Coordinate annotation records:
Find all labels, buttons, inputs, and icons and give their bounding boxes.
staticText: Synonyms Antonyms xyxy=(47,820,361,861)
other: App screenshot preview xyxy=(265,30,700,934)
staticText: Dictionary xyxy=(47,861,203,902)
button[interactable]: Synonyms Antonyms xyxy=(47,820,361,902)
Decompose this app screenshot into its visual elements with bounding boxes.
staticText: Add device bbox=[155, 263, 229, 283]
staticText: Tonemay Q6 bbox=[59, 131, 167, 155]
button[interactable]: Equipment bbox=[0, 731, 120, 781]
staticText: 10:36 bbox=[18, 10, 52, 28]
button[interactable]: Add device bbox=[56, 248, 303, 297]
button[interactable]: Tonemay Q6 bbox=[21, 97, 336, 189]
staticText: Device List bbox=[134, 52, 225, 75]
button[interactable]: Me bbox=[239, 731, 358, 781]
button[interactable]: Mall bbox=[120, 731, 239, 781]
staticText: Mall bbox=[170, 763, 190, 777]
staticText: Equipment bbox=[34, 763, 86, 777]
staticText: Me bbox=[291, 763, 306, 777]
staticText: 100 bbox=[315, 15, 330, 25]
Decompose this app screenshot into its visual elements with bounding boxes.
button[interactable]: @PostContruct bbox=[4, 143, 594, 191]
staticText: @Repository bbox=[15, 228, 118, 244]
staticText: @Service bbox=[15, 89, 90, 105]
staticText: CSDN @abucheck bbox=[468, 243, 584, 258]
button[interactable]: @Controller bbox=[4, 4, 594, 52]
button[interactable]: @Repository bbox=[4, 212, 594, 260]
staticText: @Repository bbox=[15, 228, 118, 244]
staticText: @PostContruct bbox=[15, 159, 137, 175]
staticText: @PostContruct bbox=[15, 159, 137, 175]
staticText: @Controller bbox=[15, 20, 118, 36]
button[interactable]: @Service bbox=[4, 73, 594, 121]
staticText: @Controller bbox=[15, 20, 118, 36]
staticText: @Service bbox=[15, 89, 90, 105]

## Goal of the exercise
Show every line of the material above that contains the string "interactable".

## Worked answer
button[interactable]: Synonyms Antonyms xyxy=(47,820,361,902)
button[interactable]: Equipment bbox=[0, 731, 120, 781]
button[interactable]: Add device bbox=[56, 248, 303, 297]
button[interactable]: Tonemay Q6 bbox=[21, 97, 336, 189]
button[interactable]: Me bbox=[239, 731, 358, 781]
button[interactable]: Mall bbox=[120, 731, 239, 781]
button[interactable]: @PostContruct bbox=[4, 143, 594, 191]
button[interactable]: @Controller bbox=[4, 4, 594, 52]
button[interactable]: @Repository bbox=[4, 212, 594, 260]
button[interactable]: @Service bbox=[4, 73, 594, 121]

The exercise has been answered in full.